• _Aim_:
Copy every line from the data below in which the string "shown" can be found.

• _Task inputs_:
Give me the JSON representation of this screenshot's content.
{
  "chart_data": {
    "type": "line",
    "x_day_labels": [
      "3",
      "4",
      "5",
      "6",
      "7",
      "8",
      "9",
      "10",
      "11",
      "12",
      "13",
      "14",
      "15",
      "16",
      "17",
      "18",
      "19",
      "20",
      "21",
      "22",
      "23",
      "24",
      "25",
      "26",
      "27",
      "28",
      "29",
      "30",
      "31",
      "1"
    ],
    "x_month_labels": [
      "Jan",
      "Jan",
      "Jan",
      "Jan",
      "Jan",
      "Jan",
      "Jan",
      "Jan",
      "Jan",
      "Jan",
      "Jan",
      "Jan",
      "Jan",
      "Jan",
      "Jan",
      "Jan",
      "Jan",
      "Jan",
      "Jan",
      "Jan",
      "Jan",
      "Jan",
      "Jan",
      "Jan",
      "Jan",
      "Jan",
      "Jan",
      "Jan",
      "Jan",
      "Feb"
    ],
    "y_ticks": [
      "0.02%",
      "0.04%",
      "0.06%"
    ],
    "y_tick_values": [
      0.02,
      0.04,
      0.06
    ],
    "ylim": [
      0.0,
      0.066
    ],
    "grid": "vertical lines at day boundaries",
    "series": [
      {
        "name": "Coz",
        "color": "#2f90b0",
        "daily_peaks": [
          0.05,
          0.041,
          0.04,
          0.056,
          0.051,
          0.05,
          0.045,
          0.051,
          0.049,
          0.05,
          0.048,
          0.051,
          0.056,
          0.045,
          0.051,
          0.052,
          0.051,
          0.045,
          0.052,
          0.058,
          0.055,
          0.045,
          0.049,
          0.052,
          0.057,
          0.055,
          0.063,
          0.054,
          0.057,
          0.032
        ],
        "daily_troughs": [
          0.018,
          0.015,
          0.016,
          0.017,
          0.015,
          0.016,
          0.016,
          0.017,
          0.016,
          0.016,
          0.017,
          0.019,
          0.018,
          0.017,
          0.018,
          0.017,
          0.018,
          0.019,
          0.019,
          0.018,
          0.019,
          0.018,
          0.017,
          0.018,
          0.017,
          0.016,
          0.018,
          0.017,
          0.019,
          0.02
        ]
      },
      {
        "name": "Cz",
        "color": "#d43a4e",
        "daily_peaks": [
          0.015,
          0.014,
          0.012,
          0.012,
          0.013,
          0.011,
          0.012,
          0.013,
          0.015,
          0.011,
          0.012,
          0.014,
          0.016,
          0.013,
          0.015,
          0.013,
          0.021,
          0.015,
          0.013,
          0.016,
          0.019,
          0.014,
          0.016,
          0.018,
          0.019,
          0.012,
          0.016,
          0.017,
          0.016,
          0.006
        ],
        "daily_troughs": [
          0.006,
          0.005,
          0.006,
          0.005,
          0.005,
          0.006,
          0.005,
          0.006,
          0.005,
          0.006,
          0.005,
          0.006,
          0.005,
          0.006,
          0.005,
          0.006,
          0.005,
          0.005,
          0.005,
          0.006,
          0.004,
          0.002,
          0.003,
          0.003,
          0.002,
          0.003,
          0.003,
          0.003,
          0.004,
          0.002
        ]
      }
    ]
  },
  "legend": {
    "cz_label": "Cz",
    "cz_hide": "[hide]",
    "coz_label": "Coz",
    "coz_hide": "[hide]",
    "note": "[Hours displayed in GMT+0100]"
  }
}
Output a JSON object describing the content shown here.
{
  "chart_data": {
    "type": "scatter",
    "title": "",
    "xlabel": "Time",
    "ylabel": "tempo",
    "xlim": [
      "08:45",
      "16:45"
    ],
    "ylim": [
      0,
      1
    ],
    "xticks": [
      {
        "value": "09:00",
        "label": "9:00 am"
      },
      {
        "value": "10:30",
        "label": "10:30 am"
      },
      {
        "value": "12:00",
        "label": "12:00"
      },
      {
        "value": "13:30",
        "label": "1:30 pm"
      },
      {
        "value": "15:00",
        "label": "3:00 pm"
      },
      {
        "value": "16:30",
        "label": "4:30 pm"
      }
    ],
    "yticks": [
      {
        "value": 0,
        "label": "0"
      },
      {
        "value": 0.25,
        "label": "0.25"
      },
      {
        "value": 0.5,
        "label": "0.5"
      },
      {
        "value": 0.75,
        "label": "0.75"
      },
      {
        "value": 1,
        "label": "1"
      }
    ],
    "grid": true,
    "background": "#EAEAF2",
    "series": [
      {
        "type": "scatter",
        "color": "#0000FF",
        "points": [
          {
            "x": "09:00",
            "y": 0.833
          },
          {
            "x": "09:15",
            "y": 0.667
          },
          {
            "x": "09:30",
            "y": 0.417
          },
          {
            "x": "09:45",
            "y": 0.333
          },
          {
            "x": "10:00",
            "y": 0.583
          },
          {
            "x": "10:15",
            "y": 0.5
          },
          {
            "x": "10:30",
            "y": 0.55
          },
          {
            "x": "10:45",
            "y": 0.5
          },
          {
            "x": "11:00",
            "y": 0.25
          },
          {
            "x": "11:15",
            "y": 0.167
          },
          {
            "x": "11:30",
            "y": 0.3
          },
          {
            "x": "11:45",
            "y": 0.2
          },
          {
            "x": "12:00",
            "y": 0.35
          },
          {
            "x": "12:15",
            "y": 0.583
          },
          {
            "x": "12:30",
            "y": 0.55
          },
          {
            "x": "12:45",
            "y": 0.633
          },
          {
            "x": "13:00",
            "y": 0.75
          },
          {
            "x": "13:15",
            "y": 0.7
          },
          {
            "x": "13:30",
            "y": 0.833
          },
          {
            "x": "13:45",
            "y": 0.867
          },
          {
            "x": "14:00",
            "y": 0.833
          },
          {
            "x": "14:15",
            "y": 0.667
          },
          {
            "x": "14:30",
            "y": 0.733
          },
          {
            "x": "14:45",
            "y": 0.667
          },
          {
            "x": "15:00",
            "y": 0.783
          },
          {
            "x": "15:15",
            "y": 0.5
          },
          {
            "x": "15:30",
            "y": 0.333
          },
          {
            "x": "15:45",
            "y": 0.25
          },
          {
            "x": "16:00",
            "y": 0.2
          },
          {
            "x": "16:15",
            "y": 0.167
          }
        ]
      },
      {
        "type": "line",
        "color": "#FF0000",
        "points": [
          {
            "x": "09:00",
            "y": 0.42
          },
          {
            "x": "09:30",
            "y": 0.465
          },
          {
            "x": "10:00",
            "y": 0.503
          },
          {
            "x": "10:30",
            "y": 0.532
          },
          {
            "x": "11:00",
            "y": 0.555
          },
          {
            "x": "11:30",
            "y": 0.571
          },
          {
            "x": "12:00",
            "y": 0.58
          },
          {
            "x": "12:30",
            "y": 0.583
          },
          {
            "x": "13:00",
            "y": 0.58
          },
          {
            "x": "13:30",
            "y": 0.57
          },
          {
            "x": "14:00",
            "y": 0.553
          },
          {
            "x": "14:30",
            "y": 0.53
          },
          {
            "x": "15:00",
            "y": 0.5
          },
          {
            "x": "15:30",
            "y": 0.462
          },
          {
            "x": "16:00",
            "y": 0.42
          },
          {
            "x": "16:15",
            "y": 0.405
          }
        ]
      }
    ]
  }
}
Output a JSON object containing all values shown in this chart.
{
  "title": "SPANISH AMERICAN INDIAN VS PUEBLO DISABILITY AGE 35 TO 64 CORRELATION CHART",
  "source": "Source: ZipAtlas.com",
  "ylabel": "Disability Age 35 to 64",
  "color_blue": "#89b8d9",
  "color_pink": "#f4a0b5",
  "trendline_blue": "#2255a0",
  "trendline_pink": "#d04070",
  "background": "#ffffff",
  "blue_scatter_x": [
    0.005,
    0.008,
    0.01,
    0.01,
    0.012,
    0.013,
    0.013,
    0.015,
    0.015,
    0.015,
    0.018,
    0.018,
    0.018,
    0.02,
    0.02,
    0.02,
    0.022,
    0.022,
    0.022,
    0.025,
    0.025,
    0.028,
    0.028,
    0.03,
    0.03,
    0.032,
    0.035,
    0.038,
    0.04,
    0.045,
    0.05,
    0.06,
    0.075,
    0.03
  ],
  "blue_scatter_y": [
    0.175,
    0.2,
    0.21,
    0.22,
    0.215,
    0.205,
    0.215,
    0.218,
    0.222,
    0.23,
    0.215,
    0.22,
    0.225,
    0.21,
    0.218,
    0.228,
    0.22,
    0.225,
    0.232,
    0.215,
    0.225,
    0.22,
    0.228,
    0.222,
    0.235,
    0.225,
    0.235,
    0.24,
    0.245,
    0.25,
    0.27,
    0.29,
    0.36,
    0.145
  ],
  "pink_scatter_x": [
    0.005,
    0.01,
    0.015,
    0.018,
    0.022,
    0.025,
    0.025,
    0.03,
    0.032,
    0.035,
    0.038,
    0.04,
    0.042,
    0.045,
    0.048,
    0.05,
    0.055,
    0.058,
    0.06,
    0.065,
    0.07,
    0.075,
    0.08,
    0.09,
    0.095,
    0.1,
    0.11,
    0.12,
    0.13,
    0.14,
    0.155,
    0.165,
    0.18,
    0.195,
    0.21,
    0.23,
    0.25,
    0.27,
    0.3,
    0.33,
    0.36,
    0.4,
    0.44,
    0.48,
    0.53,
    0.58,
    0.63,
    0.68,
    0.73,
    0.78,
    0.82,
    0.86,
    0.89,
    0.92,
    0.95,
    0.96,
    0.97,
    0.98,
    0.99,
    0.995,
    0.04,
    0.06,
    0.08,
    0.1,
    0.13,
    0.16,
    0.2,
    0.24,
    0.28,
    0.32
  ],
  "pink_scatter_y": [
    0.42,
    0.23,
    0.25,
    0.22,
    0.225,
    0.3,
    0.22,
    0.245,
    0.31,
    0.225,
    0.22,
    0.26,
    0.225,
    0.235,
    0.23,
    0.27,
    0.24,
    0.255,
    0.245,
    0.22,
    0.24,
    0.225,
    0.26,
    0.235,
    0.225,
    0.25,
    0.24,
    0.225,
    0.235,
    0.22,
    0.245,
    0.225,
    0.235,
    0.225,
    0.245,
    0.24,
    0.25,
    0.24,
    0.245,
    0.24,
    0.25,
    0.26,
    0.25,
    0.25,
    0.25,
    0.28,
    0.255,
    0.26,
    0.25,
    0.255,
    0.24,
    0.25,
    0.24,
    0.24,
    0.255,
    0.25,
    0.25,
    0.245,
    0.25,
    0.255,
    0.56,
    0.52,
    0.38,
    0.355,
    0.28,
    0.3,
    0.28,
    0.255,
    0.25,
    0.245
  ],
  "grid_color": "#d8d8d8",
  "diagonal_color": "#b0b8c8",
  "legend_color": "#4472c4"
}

• _Problem solution_:
Output a JSON object describing the content shown here.
Output a JSON object containing all values shown in this chart.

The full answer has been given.